SET TASK> Check every line of the material below for "véletlenszerűen". Give the number of lines that have it, and only that.

<<<<

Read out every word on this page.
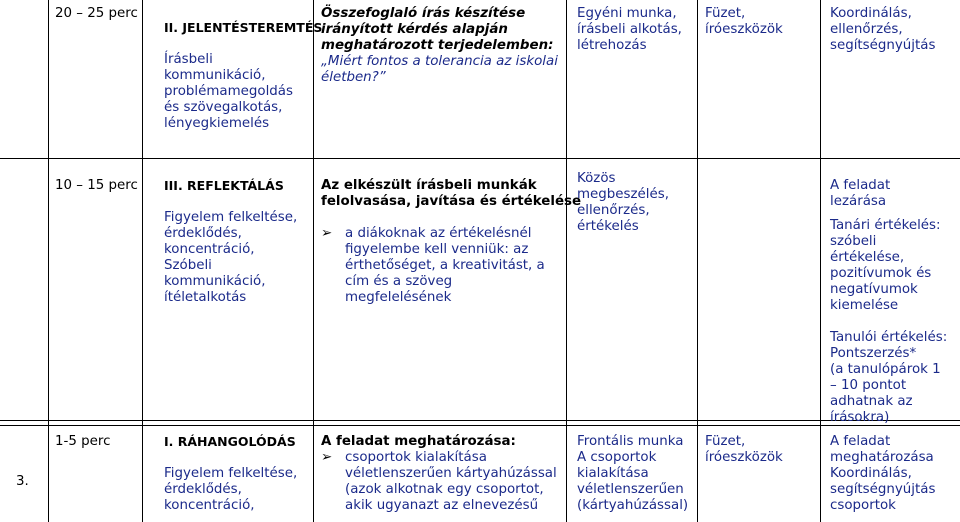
20 – 25 perc
II. JELENTÉSTEREMTÉS
Írásbeli
kommunikáció,
problémamegoldás
és szövegalkotás,
lényegkiemelés
Összefoglaló írás készítése
irányított kérdés alapján
meghatározott terjedelemben:
„Miért fontos a tolerancia az iskolai
életben?”
Egyéni munka,
írásbeli alkotás,
létrehozás
Füzet,
íróeszközök
Koordinálás,
ellenőrzés,
segítségnyújtás
10 – 15 perc III. REFLEKTÁLÁS
Figyelem felkeltése,
érdeklődés,
koncentráció,
Szóbeli
kommunikáció,
ítéletalkotás
Az elkészült írásbeli munkák
felolvasása, javítása és értékelése
➢ a diákoknak az értékelésnél
figyelembe kell venniük: az
érthetőséget, a kreativitást, a
cím és a szöveg
megfelelésének
Közös
megbeszélés,
ellenőrzés,
értékelés
A feladat
lezárása
Tanári értékelés:
szóbeli
értékelése,
pozitívumok és
negatívumok
kiemelése
Tanulói értékelés:
Pontszerzés*
(a tanulópárok 1
– 10 pontot
adhatnak az
írásokra)
3.
1-5 perc	I. RÁHANGOLÓDÁS
Figyelem felkeltése,
érdeklődés,
koncentráció,
A feladat meghatározása:
➢ csoportok kialakítása
véletlenszerűen kártyahúzással
(azok alkotnak egy csoportot,
akik ugyanazt az elnevezésű
Frontális munka
A csoportok
kialakítása
véletlenszerűen
(kártyahúzással)
Füzet,
íróeszközök
A feladat
meghatározása
Koordinálás,
segítségnyújtás
csoportok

>>>>

WRITTEN RESPONSE> 2